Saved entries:
↓

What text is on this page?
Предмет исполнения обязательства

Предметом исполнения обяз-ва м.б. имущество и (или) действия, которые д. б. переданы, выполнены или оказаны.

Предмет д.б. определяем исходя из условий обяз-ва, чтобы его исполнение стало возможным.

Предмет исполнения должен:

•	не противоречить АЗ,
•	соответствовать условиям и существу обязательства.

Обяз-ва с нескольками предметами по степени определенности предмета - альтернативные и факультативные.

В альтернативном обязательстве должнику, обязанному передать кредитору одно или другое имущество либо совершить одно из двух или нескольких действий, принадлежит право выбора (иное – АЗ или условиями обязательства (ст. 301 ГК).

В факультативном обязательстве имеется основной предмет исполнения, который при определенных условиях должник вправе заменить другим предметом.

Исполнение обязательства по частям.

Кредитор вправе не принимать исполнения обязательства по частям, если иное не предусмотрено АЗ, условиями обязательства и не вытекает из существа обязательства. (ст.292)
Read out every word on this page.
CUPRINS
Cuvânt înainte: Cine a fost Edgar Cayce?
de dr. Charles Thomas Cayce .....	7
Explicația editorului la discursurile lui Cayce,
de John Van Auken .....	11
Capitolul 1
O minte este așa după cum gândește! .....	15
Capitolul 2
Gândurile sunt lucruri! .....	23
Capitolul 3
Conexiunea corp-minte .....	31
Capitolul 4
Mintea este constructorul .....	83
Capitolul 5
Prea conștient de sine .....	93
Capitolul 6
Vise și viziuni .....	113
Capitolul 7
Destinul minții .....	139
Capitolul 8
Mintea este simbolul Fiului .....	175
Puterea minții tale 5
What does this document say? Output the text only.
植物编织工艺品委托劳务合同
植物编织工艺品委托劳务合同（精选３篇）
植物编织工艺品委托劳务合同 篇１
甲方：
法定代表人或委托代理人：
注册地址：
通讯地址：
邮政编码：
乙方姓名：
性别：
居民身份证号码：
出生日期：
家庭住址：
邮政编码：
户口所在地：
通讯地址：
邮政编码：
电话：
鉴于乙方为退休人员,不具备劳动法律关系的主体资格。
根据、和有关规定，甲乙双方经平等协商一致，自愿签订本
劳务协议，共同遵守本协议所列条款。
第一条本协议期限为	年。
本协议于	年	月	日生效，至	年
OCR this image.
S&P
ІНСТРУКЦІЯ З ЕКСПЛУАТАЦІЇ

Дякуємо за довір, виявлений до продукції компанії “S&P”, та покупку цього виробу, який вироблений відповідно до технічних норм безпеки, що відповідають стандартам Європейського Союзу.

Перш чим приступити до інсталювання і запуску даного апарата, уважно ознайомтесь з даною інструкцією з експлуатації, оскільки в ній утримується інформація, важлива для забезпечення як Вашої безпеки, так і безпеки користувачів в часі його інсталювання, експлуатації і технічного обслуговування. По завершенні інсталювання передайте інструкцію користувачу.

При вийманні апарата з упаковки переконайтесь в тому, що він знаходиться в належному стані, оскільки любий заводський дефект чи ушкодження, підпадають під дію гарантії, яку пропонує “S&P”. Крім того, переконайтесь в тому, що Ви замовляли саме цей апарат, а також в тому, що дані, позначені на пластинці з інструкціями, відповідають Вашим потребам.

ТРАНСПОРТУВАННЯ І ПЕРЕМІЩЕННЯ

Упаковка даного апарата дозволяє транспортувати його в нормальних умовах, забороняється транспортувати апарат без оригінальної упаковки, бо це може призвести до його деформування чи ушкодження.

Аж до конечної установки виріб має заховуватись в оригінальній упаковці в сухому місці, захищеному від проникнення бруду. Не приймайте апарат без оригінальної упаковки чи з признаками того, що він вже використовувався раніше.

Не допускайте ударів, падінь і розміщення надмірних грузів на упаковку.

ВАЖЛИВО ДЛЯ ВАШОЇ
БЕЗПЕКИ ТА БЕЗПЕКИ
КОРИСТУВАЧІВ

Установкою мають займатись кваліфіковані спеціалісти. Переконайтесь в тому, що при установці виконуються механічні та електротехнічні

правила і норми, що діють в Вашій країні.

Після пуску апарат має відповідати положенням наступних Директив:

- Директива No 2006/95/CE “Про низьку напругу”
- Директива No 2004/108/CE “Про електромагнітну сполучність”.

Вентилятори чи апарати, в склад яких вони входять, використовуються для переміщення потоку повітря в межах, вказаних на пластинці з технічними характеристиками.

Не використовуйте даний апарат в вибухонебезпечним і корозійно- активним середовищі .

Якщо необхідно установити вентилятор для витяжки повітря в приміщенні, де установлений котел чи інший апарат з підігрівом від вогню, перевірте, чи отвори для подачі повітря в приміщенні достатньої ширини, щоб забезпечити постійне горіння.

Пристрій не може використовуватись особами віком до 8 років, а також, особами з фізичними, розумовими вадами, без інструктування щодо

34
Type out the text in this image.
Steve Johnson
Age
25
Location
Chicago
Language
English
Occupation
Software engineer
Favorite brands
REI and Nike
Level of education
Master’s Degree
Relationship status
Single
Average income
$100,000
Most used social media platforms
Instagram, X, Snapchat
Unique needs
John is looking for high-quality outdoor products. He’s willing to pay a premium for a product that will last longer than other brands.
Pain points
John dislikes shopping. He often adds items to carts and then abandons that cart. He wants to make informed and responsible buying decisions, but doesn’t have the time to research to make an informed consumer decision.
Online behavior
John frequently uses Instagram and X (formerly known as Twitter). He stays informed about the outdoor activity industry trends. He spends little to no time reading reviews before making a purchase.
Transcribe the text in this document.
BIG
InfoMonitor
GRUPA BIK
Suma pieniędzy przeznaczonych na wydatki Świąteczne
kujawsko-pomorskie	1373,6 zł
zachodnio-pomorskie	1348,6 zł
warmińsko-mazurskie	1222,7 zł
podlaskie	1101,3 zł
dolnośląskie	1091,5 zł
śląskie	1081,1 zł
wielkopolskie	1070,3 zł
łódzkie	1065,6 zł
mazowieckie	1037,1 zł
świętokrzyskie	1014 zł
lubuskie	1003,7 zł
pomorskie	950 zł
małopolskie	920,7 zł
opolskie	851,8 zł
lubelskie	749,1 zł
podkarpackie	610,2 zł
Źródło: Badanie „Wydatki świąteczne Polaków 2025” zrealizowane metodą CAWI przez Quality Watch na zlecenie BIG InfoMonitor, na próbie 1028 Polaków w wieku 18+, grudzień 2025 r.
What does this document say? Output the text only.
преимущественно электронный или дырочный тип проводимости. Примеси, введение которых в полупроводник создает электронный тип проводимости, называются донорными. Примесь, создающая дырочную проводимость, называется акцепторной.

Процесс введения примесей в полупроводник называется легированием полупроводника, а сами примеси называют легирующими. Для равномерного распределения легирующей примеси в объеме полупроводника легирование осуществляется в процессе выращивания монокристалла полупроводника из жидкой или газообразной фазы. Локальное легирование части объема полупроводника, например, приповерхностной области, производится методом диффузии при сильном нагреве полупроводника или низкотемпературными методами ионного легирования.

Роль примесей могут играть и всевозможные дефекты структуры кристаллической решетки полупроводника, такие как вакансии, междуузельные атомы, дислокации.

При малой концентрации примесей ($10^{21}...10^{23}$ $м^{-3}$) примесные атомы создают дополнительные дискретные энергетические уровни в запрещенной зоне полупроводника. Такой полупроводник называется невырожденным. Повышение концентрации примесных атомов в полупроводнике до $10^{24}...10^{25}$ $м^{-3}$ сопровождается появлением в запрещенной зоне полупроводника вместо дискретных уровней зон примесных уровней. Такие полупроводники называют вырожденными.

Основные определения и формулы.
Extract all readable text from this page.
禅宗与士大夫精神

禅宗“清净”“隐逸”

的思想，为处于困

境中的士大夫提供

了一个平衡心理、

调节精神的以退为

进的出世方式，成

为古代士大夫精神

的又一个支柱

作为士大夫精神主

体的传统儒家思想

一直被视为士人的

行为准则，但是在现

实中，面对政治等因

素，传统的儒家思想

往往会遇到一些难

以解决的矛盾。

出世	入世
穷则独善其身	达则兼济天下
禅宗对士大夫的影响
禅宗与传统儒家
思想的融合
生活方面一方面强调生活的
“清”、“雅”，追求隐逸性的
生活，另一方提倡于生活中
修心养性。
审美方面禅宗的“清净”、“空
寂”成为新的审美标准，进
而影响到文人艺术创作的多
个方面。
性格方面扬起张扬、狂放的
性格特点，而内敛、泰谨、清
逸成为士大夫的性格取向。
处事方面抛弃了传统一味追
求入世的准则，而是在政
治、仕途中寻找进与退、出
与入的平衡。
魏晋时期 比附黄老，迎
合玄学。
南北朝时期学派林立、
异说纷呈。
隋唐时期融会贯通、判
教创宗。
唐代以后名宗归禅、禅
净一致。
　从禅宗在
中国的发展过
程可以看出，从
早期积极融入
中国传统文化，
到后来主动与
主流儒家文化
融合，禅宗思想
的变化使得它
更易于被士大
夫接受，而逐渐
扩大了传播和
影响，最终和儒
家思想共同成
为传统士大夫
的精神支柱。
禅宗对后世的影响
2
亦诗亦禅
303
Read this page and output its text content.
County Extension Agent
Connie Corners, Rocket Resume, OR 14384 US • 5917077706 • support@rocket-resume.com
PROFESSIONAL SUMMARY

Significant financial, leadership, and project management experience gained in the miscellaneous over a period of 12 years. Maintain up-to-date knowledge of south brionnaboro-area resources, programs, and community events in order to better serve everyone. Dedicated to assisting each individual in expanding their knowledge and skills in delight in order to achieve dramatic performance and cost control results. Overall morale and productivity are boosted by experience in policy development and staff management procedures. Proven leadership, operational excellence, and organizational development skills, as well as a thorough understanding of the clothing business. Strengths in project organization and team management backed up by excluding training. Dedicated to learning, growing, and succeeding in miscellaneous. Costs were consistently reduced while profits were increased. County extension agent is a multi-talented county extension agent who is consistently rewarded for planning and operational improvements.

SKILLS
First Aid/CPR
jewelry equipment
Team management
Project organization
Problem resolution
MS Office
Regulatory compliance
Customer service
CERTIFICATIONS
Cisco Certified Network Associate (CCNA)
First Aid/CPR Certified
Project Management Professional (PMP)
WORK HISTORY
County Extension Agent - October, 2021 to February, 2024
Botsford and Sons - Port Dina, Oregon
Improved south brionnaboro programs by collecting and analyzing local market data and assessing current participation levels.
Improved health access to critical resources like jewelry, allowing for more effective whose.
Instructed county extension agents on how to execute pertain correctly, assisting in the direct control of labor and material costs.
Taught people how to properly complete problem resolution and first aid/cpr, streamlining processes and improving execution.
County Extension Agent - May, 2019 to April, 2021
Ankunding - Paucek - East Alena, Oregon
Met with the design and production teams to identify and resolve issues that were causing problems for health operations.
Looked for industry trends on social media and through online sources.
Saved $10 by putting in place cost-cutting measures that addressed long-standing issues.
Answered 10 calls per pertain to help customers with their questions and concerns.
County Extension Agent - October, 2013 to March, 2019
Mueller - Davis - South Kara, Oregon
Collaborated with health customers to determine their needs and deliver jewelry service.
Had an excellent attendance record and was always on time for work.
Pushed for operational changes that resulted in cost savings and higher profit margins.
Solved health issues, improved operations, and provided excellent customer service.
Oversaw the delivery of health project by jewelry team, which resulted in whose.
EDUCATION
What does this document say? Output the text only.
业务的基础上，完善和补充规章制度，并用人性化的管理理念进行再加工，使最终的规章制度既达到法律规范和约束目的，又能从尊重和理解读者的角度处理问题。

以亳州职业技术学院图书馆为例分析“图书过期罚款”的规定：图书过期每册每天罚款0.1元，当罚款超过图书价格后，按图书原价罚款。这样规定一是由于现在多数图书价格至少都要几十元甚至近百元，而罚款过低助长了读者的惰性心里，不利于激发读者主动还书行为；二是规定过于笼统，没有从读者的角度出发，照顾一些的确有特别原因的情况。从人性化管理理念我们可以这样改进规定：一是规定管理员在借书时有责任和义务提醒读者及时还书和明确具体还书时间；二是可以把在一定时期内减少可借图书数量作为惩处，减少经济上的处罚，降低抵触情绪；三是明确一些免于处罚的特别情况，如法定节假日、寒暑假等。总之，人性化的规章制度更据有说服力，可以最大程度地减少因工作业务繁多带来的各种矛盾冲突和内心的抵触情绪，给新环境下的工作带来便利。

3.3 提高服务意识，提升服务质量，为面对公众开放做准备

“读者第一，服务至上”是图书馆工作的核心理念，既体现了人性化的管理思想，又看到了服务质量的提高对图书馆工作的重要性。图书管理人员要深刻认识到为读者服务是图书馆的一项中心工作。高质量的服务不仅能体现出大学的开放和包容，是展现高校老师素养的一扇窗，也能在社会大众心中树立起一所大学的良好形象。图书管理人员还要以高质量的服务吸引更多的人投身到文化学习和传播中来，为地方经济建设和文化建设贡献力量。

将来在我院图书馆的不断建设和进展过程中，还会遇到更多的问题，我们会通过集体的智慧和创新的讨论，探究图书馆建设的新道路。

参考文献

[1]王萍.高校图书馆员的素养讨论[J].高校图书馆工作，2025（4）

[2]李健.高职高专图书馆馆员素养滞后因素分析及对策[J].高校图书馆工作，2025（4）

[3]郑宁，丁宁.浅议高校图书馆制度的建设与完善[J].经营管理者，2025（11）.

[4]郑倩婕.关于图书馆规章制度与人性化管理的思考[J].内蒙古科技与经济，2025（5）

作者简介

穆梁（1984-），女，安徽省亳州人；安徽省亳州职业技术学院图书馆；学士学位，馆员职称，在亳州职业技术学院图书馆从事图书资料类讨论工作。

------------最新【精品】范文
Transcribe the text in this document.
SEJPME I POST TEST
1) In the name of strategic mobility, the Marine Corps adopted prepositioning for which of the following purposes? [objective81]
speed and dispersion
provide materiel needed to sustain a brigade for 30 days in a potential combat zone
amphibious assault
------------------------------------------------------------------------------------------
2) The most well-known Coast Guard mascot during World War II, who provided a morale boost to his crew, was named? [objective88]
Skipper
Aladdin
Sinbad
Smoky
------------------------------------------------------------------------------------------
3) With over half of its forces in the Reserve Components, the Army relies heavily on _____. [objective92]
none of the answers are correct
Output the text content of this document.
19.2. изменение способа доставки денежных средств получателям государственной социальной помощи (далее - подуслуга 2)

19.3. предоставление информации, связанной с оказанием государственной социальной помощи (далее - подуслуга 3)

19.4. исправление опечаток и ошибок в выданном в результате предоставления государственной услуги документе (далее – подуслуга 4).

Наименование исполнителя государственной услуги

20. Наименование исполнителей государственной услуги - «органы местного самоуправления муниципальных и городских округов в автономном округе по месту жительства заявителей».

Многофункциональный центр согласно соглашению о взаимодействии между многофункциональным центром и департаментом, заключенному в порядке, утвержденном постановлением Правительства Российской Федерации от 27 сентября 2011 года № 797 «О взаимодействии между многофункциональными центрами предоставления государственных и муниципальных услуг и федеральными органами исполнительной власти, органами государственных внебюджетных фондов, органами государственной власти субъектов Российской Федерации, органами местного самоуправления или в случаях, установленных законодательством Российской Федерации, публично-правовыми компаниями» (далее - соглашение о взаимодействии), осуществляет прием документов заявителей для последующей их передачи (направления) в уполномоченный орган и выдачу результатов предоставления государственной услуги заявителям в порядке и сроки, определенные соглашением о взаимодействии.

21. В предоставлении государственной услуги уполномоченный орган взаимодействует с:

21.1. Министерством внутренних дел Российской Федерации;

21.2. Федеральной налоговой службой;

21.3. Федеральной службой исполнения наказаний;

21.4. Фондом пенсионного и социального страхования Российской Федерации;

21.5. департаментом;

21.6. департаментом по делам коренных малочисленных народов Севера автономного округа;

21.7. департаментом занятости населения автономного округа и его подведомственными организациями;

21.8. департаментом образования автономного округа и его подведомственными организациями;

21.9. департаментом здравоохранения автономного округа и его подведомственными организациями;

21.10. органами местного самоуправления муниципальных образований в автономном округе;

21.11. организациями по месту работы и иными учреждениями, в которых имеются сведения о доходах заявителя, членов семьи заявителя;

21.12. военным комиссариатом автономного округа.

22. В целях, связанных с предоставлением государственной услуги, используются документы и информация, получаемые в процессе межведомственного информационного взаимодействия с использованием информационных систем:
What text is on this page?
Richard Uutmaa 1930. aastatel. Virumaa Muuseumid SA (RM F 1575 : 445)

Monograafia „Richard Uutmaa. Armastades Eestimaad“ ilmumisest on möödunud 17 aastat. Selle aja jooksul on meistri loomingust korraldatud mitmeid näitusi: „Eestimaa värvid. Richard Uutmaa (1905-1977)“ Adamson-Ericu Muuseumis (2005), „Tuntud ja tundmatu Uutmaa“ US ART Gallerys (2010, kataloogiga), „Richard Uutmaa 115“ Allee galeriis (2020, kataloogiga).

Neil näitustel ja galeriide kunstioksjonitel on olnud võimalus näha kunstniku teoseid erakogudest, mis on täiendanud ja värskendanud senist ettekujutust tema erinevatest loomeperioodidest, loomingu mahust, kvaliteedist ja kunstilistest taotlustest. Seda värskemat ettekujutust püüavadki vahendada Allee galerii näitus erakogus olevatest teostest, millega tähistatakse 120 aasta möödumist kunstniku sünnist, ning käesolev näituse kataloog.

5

↑

Which lines contain "предоставления"? Show each of them.

▸ **Exercise response**
19.4. исправление опечаток и ошибок в выданном в результате предоставления государственной услуги документе (далее – подуслуга 4).
Многофункциональный центр согласно соглашению о взаимодействии между многофункциональным центром и департаментом, заключенному в порядке, утвержденном постановлением Правительства Российской Федерации от 27 сентября 2011 года № 797 «О взаимодействии между многофункциональными центрами предоставления государственных и муниципальных услуг и федеральными органами исполнительной власти, органами государственных внебюджетных фондов, органами государственной власти субъектов Российской Федерации, органами местного самоуправления или в случаях, установленных законодательством Российской Федерации, публично-правовыми компаниями» (далее - соглашение о взаимодействии), осуществляет прием документов заявителей для последующей их передачи (направления) в уполномоченный орган и выдачу результатов предоставления государственной услуги заявителям в порядке и сроки, определенные соглашением о взаимодействии.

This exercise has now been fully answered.